◆ TASK ◆
For each line below that includes the word "Save", make a copy.
## Begin RECORDS FOR THE TASK
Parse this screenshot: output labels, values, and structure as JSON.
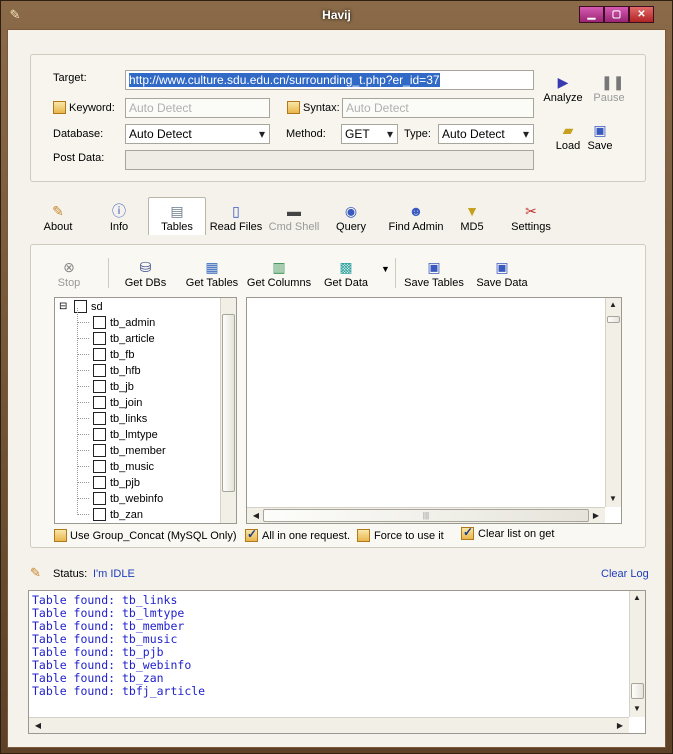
{
  "window": {
    "title": "Havij"
  },
  "target": {
    "label": "Target:",
    "url": "http://www.culture.sdu.edu.cn/surrounding_t.php?er_id=37",
    "keyword_label": "Keyword:",
    "keyword_placeholder": "Auto Detect",
    "syntax_label": "Syntax:",
    "syntax_placeholder": "Auto Detect",
    "database_label": "Database:",
    "database_value": "Auto Detect",
    "method_label": "Method:",
    "method_value": "GET",
    "type_label": "Type:",
    "type_value": "Auto Detect",
    "postdata_label": "Post Data:",
    "postdata_value": ""
  },
  "actions": {
    "analyze": "Analyze",
    "pause": "Pause",
    "load": "Load",
    "save": "Save"
  },
  "tabs": [
    {
      "label": "About",
      "icon": "brush-icon"
    },
    {
      "label": "Info",
      "icon": "info-icon"
    },
    {
      "label": "Tables",
      "icon": "table-icon",
      "active": true
    },
    {
      "label": "Read Files",
      "icon": "file-icon"
    },
    {
      "label": "Cmd Shell",
      "icon": "terminal-icon",
      "disabled": true
    },
    {
      "label": "Query",
      "icon": "query-icon"
    },
    {
      "label": "Find Admin",
      "icon": "users-icon"
    },
    {
      "label": "MD5",
      "icon": "funnel-icon"
    },
    {
      "label": "Settings",
      "icon": "tools-icon"
    }
  ],
  "toolbar": {
    "stop": "Stop",
    "get_dbs": "Get DBs",
    "get_tables": "Get Tables",
    "get_columns": "Get Columns",
    "get_data": "Get Data",
    "save_tables": "Save Tables",
    "save_data": "Save Data"
  },
  "tree": {
    "root": "sd",
    "items": [
      "tb_admin",
      "tb_article",
      "tb_fb",
      "tb_hfb",
      "tb_jb",
      "tb_join",
      "tb_links",
      "tb_lmtype",
      "tb_member",
      "tb_music",
      "tb_pjb",
      "tb_webinfo",
      "tb_zan"
    ]
  },
  "options": {
    "group_concat": {
      "label": "Use Group_Concat (MySQL Only)",
      "checked": false
    },
    "all_in_one": {
      "label": "All in one request.",
      "checked": true
    },
    "force": {
      "label": "Force to use it",
      "checked": false
    },
    "clear_list": {
      "label": "Clear list on get",
      "checked": true
    }
  },
  "status": {
    "label": "Status:",
    "value": "I'm IDLE",
    "clear_log": "Clear Log"
  },
  "log": [
    "Table found: tb_links",
    "Table found: tb_lmtype",
    "Table found: tb_member",
    "Table found: tb_music",
    "Table found: tb_pjb",
    "Table found: tb_webinfo",
    "Table found: tb_zan",
    "Table found: tbfj_article"
  ],
  "colors": {
    "accent": "#3169c6",
    "log_text": "#2222cc",
    "link": "#1f3dbd"
  }
}
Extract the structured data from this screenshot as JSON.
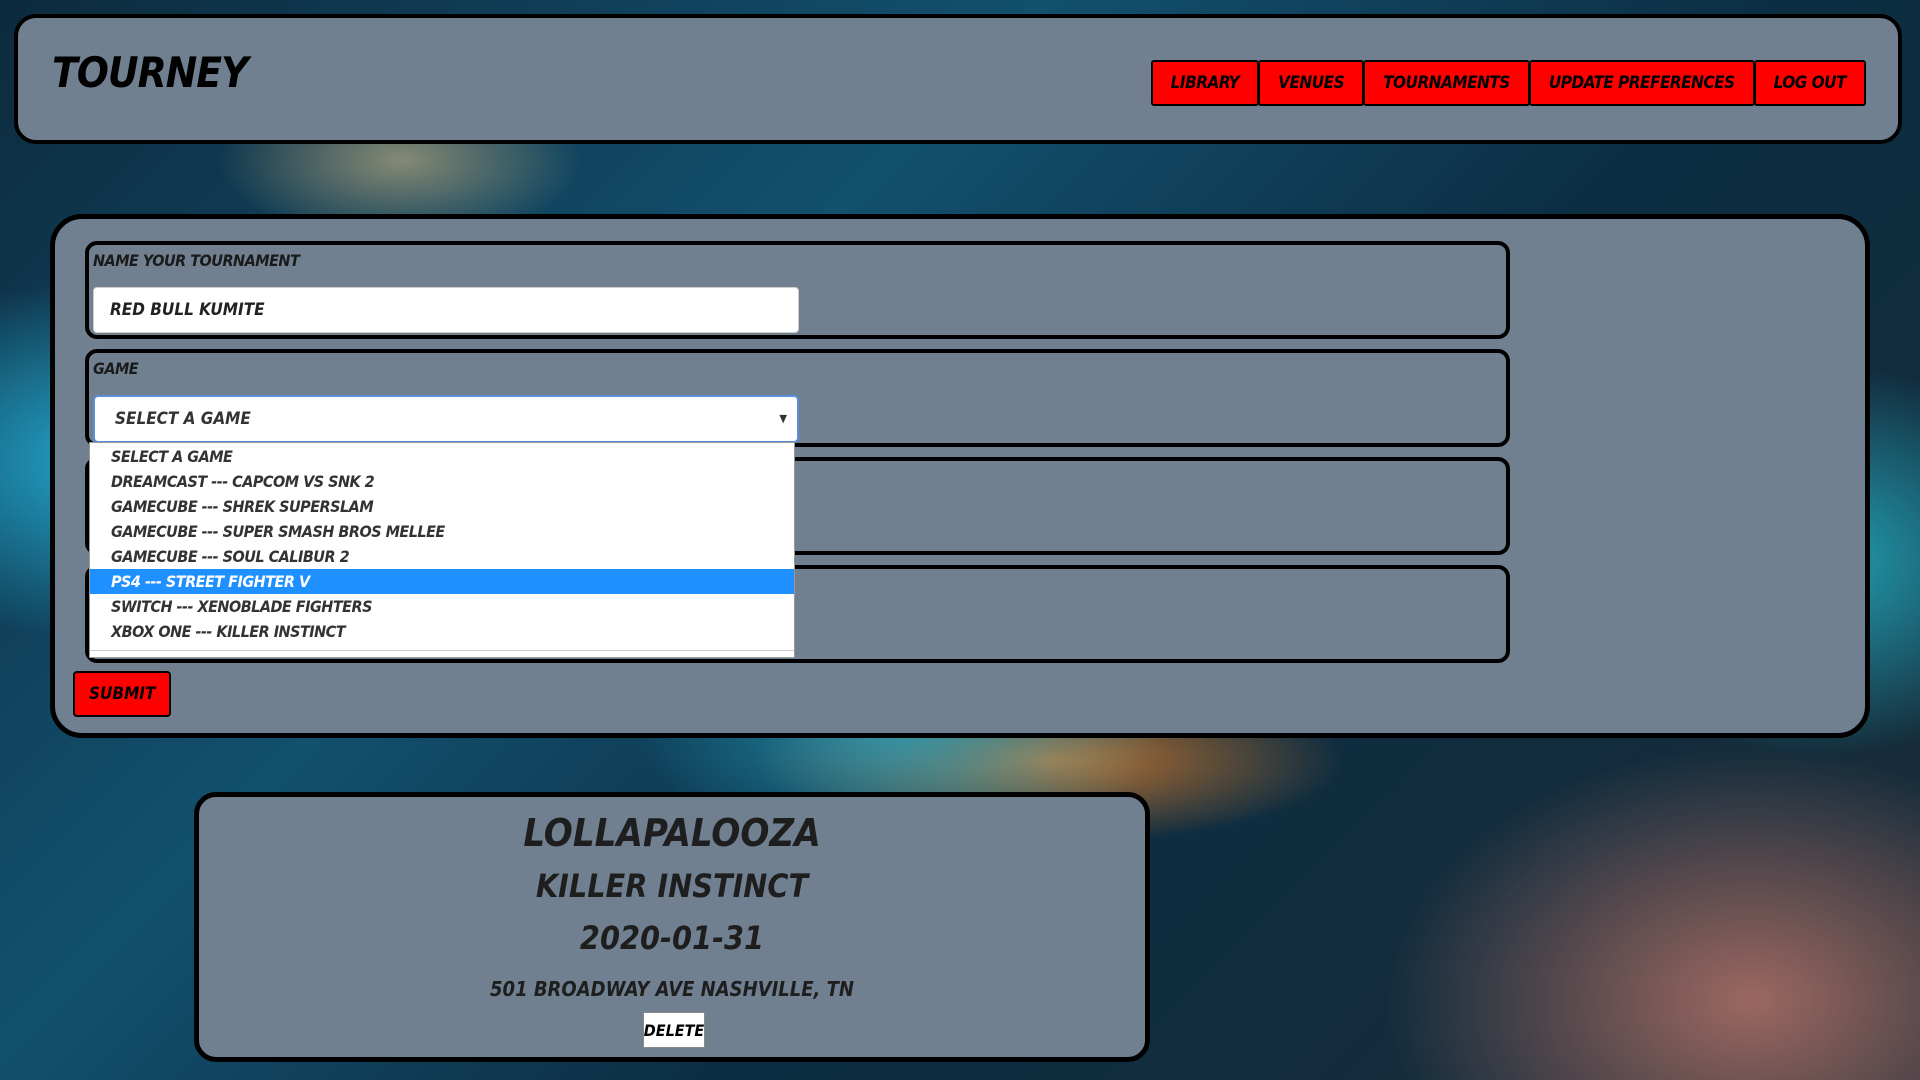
## End RECORDS FOR THE TASK
◆ WORKED SOLUTION ◆
    "save": "Save"
    "save_tables": "Save Tables",
    "save_data": "Save Data"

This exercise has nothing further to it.